* START GIVEN RECORDS *

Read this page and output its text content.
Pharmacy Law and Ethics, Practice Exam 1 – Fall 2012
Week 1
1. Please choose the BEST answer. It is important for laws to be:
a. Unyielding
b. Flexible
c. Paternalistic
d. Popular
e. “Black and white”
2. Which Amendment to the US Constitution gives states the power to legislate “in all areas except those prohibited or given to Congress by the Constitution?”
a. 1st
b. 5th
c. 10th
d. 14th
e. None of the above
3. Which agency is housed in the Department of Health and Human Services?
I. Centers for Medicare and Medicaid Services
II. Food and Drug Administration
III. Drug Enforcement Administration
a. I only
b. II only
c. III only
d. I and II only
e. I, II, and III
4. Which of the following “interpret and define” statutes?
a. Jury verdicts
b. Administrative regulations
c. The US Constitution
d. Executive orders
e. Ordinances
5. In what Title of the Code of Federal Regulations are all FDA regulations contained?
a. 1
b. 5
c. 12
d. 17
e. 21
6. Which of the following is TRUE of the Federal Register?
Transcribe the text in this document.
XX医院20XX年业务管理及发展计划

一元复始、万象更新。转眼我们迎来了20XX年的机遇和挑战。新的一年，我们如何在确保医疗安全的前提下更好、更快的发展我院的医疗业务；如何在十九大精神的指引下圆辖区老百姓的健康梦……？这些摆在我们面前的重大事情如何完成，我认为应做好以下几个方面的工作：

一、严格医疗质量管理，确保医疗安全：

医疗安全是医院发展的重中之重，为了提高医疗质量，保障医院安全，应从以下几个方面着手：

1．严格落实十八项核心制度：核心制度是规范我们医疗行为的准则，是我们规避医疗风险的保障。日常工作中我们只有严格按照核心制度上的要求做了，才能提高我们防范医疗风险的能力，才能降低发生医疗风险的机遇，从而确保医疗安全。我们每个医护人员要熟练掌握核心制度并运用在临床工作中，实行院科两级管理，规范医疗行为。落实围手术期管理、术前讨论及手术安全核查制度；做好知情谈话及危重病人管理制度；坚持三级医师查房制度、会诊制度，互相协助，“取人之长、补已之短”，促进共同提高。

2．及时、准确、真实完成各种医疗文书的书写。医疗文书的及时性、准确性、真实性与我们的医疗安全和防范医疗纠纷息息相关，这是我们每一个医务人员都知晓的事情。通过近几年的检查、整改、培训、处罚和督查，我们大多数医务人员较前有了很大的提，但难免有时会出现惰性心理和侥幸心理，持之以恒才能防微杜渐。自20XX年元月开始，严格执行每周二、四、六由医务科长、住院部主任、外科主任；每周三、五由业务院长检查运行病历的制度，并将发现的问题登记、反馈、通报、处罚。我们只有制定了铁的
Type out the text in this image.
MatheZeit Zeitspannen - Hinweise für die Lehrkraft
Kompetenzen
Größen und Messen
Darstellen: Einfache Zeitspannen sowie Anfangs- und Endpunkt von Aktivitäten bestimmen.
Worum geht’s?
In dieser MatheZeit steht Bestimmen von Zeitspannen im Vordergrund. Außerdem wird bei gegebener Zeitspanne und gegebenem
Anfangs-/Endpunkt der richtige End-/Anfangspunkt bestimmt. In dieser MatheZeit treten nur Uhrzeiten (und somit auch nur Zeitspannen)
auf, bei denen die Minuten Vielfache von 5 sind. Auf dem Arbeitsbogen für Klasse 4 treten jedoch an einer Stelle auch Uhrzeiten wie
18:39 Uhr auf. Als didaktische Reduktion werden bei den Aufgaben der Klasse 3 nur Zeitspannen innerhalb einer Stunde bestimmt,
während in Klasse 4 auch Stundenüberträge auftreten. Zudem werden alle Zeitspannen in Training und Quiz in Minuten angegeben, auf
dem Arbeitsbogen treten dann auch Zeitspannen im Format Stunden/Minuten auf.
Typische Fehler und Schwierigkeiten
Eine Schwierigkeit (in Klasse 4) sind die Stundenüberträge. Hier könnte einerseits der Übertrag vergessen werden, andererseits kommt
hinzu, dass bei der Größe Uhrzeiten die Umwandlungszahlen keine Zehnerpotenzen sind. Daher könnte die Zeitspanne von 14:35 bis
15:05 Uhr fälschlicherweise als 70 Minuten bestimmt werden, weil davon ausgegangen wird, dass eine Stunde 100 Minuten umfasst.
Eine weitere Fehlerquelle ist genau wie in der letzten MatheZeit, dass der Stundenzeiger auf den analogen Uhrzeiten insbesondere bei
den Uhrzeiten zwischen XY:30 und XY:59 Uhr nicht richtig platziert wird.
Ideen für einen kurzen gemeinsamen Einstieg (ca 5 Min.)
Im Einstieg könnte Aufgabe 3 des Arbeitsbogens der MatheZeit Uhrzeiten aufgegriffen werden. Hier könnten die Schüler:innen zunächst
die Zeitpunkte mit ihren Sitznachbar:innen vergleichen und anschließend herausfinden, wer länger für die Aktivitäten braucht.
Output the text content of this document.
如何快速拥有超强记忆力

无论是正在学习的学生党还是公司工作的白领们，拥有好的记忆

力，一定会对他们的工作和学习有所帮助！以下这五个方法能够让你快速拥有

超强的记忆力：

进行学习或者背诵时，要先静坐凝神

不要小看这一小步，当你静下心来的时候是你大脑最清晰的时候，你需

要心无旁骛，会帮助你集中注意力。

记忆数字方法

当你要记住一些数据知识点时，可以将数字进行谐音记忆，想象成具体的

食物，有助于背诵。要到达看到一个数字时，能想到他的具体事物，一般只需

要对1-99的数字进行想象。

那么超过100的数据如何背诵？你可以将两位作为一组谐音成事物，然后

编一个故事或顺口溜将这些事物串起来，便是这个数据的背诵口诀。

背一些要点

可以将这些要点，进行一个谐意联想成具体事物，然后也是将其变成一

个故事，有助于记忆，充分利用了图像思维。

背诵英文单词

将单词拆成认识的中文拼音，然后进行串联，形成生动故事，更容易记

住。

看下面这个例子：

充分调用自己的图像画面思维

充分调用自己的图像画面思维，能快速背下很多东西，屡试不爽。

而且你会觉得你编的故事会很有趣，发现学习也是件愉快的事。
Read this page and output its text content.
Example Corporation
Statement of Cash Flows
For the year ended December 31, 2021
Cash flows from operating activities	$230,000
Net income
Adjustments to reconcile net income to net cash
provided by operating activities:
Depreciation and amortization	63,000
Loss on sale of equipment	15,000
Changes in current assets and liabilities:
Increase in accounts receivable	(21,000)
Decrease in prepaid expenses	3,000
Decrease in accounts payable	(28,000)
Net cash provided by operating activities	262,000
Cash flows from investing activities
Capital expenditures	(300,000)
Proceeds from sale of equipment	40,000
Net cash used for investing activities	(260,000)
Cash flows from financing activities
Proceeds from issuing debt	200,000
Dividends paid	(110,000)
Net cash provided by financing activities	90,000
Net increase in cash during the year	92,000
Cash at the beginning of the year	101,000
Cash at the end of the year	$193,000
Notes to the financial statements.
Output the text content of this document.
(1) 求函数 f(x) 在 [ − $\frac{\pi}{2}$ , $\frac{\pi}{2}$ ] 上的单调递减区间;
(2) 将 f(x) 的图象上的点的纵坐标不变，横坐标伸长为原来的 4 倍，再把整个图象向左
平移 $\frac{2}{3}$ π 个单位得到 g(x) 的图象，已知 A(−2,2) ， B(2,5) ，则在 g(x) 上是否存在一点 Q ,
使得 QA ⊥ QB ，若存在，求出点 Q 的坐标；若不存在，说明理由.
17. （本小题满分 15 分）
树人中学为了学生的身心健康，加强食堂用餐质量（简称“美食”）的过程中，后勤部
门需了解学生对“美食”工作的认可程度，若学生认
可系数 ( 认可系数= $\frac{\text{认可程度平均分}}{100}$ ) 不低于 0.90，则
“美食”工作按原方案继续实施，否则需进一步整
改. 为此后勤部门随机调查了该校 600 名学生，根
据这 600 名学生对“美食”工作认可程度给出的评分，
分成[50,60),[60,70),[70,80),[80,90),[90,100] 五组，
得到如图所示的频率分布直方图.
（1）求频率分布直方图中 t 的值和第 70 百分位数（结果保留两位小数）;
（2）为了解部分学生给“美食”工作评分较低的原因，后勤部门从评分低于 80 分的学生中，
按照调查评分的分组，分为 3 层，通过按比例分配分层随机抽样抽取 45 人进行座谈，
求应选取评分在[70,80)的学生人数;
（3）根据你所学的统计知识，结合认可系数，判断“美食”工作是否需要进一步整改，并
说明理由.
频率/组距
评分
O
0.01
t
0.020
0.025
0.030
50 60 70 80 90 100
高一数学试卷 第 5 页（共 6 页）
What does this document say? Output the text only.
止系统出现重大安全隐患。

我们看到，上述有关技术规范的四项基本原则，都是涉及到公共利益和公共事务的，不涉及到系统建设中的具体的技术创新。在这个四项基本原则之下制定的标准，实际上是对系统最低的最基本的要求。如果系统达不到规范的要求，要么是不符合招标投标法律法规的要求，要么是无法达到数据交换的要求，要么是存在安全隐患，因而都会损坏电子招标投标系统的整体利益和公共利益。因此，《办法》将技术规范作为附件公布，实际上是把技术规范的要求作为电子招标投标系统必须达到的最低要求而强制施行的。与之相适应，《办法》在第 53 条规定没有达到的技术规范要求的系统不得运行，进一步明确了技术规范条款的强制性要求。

* END GIVEN RECORDS *

• _PROBLEM DESCRIPTION_
Starting at the line with "What does this", copy every line up to and including the last one in the entries above.

• _THE COMPLETED TASK_
What does this document say? Output the text only.
止系统出现重大安全隐患。

我们看到，上述有关技术规范的四项基本原则，都是涉及到公共利益和公共事务的，不涉及到系统建设中的具体的技术创新。在这个四项基本原则之下制定的标准，实际上是对系统最低的最基本的要求。如果系统达不到规范的要求，要么是不符合招标投标法律法规的要求，要么是无法达到数据交换的要求，要么是存在安全隐患，因而都会损坏电子招标投标系统的整体利益和公共利益。因此，《办法》将技术规范作为附件公布，实际上是把技术规范的要求作为电子招标投标系统必须达到的最低要求而强制施行的。与之相适应，《办法》在第 53 条规定没有达到的技术规范要求的系统不得运行，进一步明确了技术规范条款的强制性要求。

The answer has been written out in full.